Every line containing the word "amplitude" needs to be found and copied.

** Begin Input rows **

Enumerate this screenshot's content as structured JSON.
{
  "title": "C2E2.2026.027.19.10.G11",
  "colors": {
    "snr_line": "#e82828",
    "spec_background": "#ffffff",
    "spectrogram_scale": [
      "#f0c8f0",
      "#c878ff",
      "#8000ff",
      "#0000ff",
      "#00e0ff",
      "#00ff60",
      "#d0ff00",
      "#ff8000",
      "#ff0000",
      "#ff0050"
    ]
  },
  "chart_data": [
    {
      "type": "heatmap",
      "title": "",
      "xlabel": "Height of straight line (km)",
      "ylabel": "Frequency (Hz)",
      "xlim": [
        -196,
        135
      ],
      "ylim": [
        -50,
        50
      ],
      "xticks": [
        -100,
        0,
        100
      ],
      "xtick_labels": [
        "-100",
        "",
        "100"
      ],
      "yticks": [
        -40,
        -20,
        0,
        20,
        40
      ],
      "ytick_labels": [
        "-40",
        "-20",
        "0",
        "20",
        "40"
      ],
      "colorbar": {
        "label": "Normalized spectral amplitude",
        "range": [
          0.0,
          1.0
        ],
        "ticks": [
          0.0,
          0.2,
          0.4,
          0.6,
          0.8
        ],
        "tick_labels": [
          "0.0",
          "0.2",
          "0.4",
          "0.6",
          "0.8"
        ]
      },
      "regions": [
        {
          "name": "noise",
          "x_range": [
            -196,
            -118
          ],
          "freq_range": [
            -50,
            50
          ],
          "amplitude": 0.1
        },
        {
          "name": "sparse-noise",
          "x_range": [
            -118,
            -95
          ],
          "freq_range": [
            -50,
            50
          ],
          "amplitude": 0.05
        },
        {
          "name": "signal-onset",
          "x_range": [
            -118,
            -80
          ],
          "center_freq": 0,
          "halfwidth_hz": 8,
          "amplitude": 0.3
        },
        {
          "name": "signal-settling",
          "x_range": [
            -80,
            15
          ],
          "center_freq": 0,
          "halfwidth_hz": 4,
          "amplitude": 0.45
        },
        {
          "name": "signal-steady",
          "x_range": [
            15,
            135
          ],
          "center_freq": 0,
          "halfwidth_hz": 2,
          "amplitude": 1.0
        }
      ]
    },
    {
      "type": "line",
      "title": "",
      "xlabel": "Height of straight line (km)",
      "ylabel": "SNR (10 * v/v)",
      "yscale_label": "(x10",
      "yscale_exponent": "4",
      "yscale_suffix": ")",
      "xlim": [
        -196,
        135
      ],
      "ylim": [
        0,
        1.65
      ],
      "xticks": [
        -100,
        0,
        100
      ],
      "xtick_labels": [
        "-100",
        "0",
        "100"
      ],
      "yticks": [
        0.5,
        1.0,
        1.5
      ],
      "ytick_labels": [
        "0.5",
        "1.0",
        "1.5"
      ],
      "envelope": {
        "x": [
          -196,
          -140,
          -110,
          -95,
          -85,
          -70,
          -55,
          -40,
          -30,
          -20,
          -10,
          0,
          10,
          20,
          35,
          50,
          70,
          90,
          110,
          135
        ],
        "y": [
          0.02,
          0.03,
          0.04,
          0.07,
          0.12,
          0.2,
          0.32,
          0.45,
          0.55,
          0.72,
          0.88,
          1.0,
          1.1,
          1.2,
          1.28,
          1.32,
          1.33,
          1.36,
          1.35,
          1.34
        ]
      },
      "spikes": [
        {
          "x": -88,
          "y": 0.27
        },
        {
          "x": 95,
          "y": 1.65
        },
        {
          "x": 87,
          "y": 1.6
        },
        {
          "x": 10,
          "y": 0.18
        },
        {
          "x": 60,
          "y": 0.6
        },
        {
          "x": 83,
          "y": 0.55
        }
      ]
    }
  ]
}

** End Input rows **

Response:
        "label": "Normalized spectral amplitude",
          "amplitude": 0.1
          "amplitude": 0.05
          "amplitude": 0.3
          "amplitude": 0.45
          "amplitude": 1.0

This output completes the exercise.